>> begin Task data

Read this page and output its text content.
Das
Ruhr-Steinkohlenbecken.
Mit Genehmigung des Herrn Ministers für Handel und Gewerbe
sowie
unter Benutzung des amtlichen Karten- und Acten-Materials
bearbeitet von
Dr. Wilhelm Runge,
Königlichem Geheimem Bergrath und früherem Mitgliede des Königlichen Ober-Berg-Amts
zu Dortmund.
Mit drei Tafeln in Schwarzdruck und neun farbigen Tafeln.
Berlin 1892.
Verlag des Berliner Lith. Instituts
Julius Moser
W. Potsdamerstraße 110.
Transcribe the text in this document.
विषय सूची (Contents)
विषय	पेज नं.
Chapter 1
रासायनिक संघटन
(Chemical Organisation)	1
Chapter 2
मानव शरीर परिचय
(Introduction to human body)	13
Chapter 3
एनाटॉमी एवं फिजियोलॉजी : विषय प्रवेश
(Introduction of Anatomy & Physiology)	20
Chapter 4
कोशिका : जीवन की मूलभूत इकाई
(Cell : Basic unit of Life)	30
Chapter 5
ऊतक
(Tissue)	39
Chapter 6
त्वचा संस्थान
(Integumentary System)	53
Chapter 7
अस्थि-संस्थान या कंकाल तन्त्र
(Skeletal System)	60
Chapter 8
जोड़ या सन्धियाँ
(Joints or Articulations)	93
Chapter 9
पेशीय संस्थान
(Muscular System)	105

>> end Task data

## Work to complete
Repeat the records above in full, character for character.

## The answer
Read this page and output its text content.
Das
Ruhr-Steinkohlenbecken.
Mit Genehmigung des Herrn Ministers für Handel und Gewerbe
sowie
unter Benutzung des amtlichen Karten- und Acten-Materials
bearbeitet von
Dr. Wilhelm Runge,
Königlichem Geheimem Bergrath und früherem Mitgliede des Königlichen Ober-Berg-Amts
zu Dortmund.
Mit drei Tafeln in Schwarzdruck und neun farbigen Tafeln.
Berlin 1892.
Verlag des Berliner Lith. Instituts
Julius Moser
W. Potsdamerstraße 110.
Transcribe the text in this document.
विषय सूची (Contents)
विषय	पेज नं.
Chapter 1
रासायनिक संघटन
(Chemical Organisation)	1
Chapter 2
मानव शरीर परिचय
(Introduction to human body)	13
Chapter 3
एनाटॉमी एवं फिजियोलॉजी : विषय प्रवेश
(Introduction of Anatomy & Physiology)	20
Chapter 4
कोशिका : जीवन की मूलभूत इकाई
(Cell : Basic unit of Life)	30
Chapter 5
ऊतक
(Tissue)	39
Chapter 6
त्वचा संस्थान
(Integumentary System)	53
Chapter 7
अस्थि-संस्थान या कंकाल तन्त्र
(Skeletal System)	60
Chapter 8
जोड़ या सन्धियाँ
(Joints or Articulations)	93
Chapter 9
पेशीय संस्थान
(Muscular System)	105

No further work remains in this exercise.